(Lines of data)
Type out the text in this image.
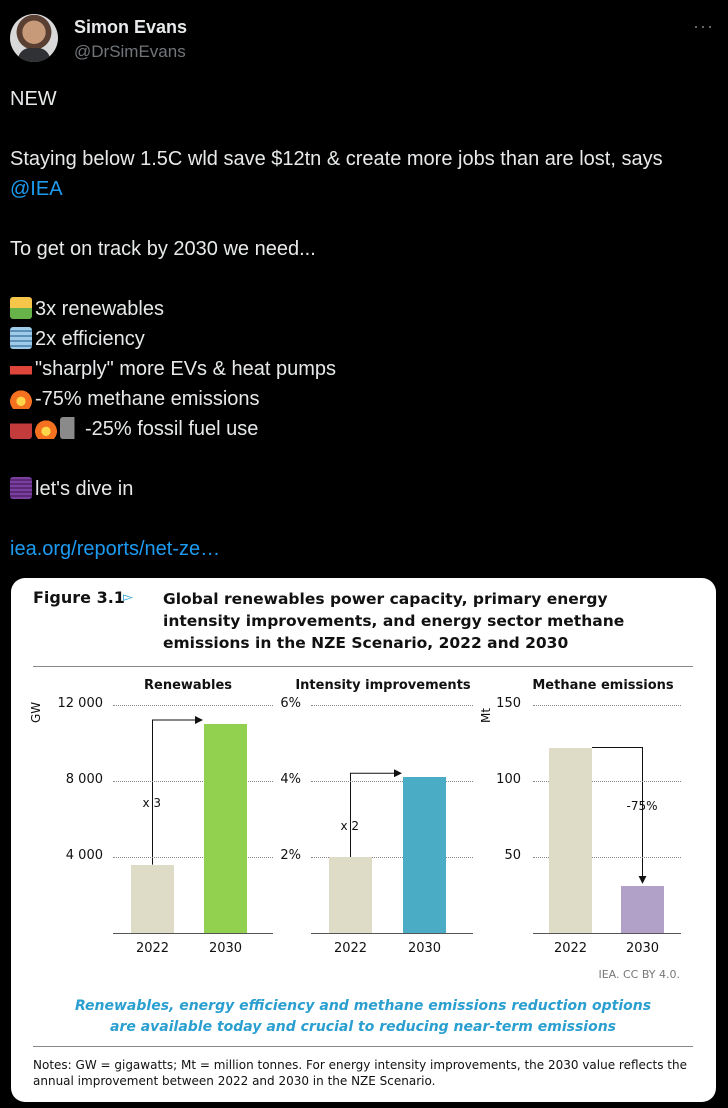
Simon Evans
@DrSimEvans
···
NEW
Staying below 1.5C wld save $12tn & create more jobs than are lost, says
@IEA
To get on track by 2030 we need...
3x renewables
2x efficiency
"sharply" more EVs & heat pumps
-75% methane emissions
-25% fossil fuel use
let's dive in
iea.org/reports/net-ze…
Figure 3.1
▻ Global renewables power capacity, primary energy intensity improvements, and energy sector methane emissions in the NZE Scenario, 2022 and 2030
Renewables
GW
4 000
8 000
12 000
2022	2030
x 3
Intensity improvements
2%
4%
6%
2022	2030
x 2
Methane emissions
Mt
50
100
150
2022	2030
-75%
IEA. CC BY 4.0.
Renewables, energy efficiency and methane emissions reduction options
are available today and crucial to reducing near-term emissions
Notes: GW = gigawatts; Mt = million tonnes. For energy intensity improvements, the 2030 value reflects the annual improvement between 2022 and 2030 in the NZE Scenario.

### Exercise description:
Copy all the entries word for word. Omit any pictures.

### Reply:
Type out the text in this image.
Simon Evans
@DrSimEvans
···
NEW
Staying below 1.5C wld save $12tn & create more jobs than are lost, says
@IEA
To get on track by 2030 we need...
3x renewables
2x efficiency
"sharply" more EVs & heat pumps
-75% methane emissions
-25% fossil fuel use
let's dive in
iea.org/reports/net-ze…
Figure 3.1
▻ Global renewables power capacity, primary energy intensity improvements, and energy sector methane emissions in the NZE Scenario, 2022 and 2030
Renewables
GW
4 000
8 000
12 000
2022	2030
x 3
Intensity improvements
2%
4%
6%
2022	2030
x 2
Methane emissions
Mt
50
100
150
2022	2030
-75%
IEA. CC BY 4.0.
Renewables, energy efficiency and methane emissions reduction options
are available today and crucial to reducing near-term emissions
Notes: GW = gigawatts; Mt = million tonnes. For energy intensity improvements, the 2030 value reflects the annual improvement between 2022 and 2030 in the NZE Scenario.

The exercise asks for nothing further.